_Your goal_
The entire listing is to be repeated verbatim.

_Task material_
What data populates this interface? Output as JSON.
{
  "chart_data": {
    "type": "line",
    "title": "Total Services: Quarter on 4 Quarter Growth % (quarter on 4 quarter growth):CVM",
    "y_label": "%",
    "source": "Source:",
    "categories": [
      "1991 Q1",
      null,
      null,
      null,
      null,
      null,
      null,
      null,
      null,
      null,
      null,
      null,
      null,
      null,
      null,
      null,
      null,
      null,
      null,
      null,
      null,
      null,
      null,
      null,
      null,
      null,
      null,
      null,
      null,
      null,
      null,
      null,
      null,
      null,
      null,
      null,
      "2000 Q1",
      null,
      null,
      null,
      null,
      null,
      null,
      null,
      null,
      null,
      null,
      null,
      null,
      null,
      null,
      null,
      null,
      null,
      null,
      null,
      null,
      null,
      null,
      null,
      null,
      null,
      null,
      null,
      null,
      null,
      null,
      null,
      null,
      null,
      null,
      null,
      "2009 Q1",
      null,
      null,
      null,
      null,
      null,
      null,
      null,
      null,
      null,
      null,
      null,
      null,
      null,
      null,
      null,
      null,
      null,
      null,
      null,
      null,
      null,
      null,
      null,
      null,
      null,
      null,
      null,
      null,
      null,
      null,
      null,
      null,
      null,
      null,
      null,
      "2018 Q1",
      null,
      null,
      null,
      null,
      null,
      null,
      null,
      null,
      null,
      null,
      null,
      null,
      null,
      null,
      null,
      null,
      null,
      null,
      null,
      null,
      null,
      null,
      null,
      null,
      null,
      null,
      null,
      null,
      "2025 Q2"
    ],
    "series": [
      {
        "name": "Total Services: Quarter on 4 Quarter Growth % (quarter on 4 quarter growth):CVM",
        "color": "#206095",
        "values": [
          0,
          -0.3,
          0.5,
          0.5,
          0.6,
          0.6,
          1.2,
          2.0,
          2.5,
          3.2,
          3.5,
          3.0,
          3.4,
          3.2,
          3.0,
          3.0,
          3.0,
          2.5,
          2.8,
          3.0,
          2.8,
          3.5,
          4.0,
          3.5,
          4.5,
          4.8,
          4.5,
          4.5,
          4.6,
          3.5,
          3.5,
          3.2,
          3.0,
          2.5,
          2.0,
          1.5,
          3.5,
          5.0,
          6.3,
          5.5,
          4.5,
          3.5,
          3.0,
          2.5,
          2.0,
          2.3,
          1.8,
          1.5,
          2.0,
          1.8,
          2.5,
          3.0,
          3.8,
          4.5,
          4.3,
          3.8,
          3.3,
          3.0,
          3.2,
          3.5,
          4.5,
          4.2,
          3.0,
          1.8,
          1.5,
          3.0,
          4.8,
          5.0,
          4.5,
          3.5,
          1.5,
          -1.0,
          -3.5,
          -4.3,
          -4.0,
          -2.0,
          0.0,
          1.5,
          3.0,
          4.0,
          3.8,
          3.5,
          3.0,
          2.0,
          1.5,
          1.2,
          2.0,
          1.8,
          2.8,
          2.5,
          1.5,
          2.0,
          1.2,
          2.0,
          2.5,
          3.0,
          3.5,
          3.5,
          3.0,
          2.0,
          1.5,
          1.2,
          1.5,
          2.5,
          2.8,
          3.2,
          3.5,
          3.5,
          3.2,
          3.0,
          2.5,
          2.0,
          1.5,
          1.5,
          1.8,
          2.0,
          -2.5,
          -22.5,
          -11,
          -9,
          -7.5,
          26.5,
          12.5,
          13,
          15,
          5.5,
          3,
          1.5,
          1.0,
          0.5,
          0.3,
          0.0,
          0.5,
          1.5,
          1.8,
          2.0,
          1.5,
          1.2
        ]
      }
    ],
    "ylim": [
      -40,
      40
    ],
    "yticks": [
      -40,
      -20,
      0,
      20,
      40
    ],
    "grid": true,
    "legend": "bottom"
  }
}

_Task response_
What data populates this interface? Output as JSON.
{
  "chart_data": {
    "type": "line",
    "title": "Total Services: Quarter on 4 Quarter Growth % (quarter on 4 quarter growth):CVM",
    "y_label": "%",
    "source": "Source:",
    "categories": [
      "1991 Q1",
      null,
      null,
      null,
      null,
      null,
      null,
      null,
      null,
      null,
      null,
      null,
      null,
      null,
      null,
      null,
      null,
      null,
      null,
      null,
      null,
      null,
      null,
      null,
      null,
      null,
      null,
      null,
      null,
      null,
      null,
      null,
      null,
      null,
      null,
      null,
      "2000 Q1",
      null,
      null,
      null,
      null,
      null,
      null,
      null,
      null,
      null,
      null,
      null,
      null,
      null,
      null,
      null,
      null,
      null,
      null,
      null,
      null,
      null,
      null,
      null,
      null,
      null,
      null,
      null,
      null,
      null,
      null,
      null,
      null,
      null,
      null,
      null,
      "2009 Q1",
      null,
      null,
      null,
      null,
      null,
      null,
      null,
      null,
      null,
      null,
      null,
      null,
      null,
      null,
      null,
      null,
      null,
      null,
      null,
      null,
      null,
      null,
      null,
      null,
      null,
      null,
      null,
      null,
      null,
      null,
      null,
      null,
      null,
      null,
      null,
      "2018 Q1",
      null,
      null,
      null,
      null,
      null,
      null,
      null,
      null,
      null,
      null,
      null,
      null,
      null,
      null,
      null,
      null,
      null,
      null,
      null,
      null,
      null,
      null,
      null,
      null,
      null,
      null,
      null,
      null,
      "2025 Q2"
    ],
    "series": [
      {
        "name": "Total Services: Quarter on 4 Quarter Growth % (quarter on 4 quarter growth):CVM",
        "color": "#206095",
        "values": [
          0,
          -0.3,
          0.5,
          0.5,
          0.6,
          0.6,
          1.2,
          2.0,
          2.5,
          3.2,
          3.5,
          3.0,
          3.4,
          3.2,
          3.0,
          3.0,
          3.0,
          2.5,
          2.8,
          3.0,
          2.8,
          3.5,
          4.0,
          3.5,
          4.5,
          4.8,
          4.5,
          4.5,
          4.6,
          3.5,
          3.5,
          3.2,
          3.0,
          2.5,
          2.0,
          1.5,
          3.5,
          5.0,
          6.3,
          5.5,
          4.5,
          3.5,
          3.0,
          2.5,
          2.0,
          2.3,
          1.8,
          1.5,
          2.0,
          1.8,
          2.5,
          3.0,
          3.8,
          4.5,
          4.3,
          3.8,
          3.3,
          3.0,
          3.2,
          3.5,
          4.5,
          4.2,
          3.0,
          1.8,
          1.5,
          3.0,
          4.8,
          5.0,
          4.5,
          3.5,
          1.5,
          -1.0,
          -3.5,
          -4.3,
          -4.0,
          -2.0,
          0.0,
          1.5,
          3.0,
          4.0,
          3.8,
          3.5,
          3.0,
          2.0,
          1.5,
          1.2,
          2.0,
          1.8,
          2.8,
          2.5,
          1.5,
          2.0,
          1.2,
          2.0,
          2.5,
          3.0,
          3.5,
          3.5,
          3.0,
          2.0,
          1.5,
          1.2,
          1.5,
          2.5,
          2.8,
          3.2,
          3.5,
          3.5,
          3.2,
          3.0,
          2.5,
          2.0,
          1.5,
          1.5,
          1.8,
          2.0,
          -2.5,
          -22.5,
          -11,
          -9,
          -7.5,
          26.5,
          12.5,
          13,
          15,
          5.5,
          3,
          1.5,
          1.0,
          0.5,
          0.3,
          0.0,
          0.5,
          1.5,
          1.8,
          2.0,
          1.5,
          1.2
        ]
      }
    ],
    "ylim": [
      -40,
      40
    ],
    "yticks": [
      -40,
      -20,
      0,
      20,
      40
    ],
    "grid": true,
    "legend": "bottom"
  }
}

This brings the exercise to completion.